> _Your tasks_:
a) Please copy word for word the part of the laser data tutorial starting with "emc::LaserData scan; if" and going on through "number of beams.".
b) Decide whether each statement below agrees with the laser data tutorial, answering yes or no and quoting the words from the tutorial that settle it: (i) A distance reading above the maximum range still counts as valid. (ii) The timestamp gives the number of seconds since 1 January 1970. (iii) The absolute value of the timestamp is always important.
c) Answer these questions from the laser data tutorial:
(i) What do the values angle_min and angle_max determine?
(ii) In what unit is each distance stored in ranges measured?
(iii) What does the timestamp specify?

# Embedded Motion Control/Tutorials/Obtaining laser and odometry data

### From Control Systems Technology Group

# Introduction

This page provides a short description of the laser data and odometry data that can be obtained throught the *IO* object introduced earlier.

# Laser Data

To obtain the laser data, do the following:

emc::LaserData scan; if (io.readLaserData(scan)) { // ... We got the laser data, now do something useful with it! }

The *LaserData* struct is defined as follows:

struct LaserData { double range_min; double range_max; double angle_min; double angle_max; double angle_increment; std::vector<float> ranges; double timestamp; };

The *range_min* and *range_max* values define what the smallest and largest measurable distances are. If a distance reading is below *range_min* or above *range_max*, that reading is invalid. The values *angle_min* and *angle_max* determine the angle of the first and last beam in the measurement. The value *angle_increment* is the angle difference between two beams. Note that it is actually superfluous, as it can be derived from *angle_min*, *angle_max* and the number of beams.

The actual sensor readings are stored in *ranges*. It is an *std::vector*, a vector of values which, in this case, stores *floats*. Each vector element corresponds to one measured distance in *meters* at a particular angle. That angle can be calculated from *angle_min*, *angle_increment* and the index of the element in the vector.

Finally, the *timestamp* specifies at which point in time the data was measured. The timestamp is in Unix time, *i.e.*, the number of seconds since 1 January 1970. Note that the absolute value is not necessarily important, but that the timestamp *can* be handy to keep track of laser data over time, or to synchronize it with other input data (*e.g.*, the odometry data).

> _Data for analysis_:
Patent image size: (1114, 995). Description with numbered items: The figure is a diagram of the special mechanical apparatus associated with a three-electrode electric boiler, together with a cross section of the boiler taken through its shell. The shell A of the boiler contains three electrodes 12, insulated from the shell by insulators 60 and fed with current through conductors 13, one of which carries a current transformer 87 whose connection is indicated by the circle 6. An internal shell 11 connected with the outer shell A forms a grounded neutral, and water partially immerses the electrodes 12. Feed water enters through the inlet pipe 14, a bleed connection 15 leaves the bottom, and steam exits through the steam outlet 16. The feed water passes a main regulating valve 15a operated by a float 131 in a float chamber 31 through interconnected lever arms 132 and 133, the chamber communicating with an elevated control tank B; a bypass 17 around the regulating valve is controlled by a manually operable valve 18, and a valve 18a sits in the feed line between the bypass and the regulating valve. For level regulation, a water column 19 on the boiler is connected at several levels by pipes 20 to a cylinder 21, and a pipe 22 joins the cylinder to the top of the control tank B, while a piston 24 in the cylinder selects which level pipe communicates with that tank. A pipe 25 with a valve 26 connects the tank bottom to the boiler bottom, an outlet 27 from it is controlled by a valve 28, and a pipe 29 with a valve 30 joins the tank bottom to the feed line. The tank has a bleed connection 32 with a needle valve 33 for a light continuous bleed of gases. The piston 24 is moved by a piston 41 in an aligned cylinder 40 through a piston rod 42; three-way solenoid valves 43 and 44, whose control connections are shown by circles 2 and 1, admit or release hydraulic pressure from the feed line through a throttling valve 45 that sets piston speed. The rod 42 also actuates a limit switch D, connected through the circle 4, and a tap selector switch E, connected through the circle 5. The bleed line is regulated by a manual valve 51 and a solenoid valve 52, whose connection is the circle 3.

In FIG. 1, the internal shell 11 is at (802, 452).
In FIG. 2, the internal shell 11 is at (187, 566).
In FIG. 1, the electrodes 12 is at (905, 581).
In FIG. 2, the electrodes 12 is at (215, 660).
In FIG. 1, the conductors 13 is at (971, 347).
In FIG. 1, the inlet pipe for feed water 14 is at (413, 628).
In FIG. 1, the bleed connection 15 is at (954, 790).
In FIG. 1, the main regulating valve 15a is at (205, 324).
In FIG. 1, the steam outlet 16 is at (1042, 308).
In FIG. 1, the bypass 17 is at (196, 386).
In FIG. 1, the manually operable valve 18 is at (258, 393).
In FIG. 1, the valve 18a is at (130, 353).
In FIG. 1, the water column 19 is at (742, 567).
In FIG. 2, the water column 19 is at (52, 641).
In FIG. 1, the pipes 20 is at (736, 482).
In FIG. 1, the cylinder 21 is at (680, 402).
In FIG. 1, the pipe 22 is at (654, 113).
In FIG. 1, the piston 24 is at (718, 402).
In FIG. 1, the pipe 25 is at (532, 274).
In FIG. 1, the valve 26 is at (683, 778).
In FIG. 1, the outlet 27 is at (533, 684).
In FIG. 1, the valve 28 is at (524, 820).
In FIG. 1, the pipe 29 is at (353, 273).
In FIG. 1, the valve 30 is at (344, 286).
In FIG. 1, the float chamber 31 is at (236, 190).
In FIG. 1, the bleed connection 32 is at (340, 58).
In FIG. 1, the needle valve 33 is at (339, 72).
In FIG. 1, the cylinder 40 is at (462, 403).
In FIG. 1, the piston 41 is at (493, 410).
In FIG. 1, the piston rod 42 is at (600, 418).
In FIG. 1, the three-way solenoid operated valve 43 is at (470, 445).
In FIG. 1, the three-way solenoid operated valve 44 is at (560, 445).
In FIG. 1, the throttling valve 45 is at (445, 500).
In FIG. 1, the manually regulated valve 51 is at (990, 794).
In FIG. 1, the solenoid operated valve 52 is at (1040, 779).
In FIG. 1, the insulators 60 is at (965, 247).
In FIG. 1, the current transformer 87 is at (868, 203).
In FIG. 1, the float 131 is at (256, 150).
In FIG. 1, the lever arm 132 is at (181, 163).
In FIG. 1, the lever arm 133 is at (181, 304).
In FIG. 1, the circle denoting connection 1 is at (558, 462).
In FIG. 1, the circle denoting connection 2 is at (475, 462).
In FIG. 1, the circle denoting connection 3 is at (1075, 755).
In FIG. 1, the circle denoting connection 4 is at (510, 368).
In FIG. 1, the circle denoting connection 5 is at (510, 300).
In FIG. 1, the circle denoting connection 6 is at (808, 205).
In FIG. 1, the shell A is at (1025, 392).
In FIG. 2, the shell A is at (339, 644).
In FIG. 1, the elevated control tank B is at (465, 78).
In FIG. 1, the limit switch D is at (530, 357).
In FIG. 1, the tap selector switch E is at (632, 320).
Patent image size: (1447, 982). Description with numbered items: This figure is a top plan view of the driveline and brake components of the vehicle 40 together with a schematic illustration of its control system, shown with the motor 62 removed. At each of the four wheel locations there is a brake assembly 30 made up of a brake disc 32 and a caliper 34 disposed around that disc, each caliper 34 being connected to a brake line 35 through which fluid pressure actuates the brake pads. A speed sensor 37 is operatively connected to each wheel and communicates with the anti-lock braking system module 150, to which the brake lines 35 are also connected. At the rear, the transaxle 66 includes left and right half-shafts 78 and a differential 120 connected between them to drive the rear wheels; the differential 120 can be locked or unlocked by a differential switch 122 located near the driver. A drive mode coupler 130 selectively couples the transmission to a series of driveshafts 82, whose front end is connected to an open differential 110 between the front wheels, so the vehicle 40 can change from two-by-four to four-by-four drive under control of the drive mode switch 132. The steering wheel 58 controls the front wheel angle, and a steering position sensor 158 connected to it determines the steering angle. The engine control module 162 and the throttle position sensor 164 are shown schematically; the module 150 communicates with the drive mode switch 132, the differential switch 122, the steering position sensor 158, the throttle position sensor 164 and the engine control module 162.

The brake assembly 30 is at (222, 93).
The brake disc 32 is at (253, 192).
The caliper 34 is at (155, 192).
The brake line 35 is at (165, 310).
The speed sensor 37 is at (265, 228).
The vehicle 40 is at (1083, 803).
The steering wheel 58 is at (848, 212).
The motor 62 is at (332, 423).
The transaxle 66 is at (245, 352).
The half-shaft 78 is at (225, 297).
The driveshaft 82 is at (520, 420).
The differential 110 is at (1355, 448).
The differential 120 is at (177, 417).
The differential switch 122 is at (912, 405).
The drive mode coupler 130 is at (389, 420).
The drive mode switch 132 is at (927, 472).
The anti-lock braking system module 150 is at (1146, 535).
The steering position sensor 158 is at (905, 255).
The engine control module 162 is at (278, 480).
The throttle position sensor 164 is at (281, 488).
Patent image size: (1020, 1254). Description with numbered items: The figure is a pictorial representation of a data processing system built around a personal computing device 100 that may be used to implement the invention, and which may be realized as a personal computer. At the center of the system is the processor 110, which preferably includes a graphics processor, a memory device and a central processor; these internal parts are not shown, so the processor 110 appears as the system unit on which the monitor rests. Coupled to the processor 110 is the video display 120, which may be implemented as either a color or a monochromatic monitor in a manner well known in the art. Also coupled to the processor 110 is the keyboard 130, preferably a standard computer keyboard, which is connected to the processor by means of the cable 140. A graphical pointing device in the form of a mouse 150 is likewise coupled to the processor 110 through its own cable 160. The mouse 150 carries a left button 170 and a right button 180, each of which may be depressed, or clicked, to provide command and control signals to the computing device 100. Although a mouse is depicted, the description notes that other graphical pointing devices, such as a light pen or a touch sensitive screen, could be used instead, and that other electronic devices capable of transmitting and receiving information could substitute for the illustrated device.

> _Numbered answers_:
a)
emc::LaserData scan; if (io.readLaserData(scan)) { // ... We got the laser data, now do something useful with it! }

The *LaserData* struct is defined as follows:

struct LaserData { double range_min; double range_max; double angle_min; double angle_max; double angle_increment; std::vector<float> ranges; double timestamp; };

The *range_min* and *range_max* values define what the smallest and largest measurable distances are. If a distance reading is below *range_min* or above *range_max*, that reading is invalid. The values *angle_min* and *angle_max* determine the angle of the first and last beam in the measurement. The value *angle_increment* is the angle difference between two beams. Note that it is actually superfluous, as it can be derived from *angle_min*, *angle_max* and the number of beams.

b)
(i) No: "that reading is invalid"
(ii) Yes: "the number of seconds since 1 January 1970"
(iii) No: "Note that the absolute value is not necessarily important"

c)
(i) The angle of the first and last beam in the measurement.
(ii) Meters.
(iii) The point in time at which the data was measured.